Work out how many lines of the data hold the string "title", and reply with that number alone.

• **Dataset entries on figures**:

☆ ☆ ☆

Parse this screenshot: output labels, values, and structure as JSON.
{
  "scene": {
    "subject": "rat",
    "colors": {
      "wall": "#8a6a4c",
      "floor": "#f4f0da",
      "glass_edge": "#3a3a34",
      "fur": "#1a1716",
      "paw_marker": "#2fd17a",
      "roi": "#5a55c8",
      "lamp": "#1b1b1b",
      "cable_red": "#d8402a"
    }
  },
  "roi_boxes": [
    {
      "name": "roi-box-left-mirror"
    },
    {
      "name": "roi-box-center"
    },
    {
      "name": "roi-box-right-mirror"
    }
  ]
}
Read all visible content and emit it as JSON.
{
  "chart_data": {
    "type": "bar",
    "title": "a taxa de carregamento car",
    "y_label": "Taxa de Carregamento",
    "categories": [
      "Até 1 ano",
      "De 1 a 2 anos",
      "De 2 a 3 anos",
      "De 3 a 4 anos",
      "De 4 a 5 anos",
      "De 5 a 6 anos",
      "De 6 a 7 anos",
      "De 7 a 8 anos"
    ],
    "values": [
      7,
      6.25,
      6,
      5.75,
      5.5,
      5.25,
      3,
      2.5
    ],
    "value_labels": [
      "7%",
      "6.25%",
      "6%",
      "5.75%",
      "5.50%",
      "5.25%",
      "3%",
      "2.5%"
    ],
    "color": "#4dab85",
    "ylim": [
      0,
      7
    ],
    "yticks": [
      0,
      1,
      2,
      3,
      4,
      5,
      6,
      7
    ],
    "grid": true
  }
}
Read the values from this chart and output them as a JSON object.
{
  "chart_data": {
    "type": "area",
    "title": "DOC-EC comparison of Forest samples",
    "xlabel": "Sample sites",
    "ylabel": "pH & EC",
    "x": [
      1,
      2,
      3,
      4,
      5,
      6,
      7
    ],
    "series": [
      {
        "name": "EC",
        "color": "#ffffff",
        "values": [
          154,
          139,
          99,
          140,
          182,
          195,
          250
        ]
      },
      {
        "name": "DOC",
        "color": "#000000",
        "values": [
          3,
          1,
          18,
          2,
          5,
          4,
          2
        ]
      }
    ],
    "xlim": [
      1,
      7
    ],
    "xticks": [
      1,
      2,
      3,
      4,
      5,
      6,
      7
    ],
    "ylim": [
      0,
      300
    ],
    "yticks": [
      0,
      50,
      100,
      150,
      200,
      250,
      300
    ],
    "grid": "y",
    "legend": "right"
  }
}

☆ ☆ ☆

• **Correct result**:
2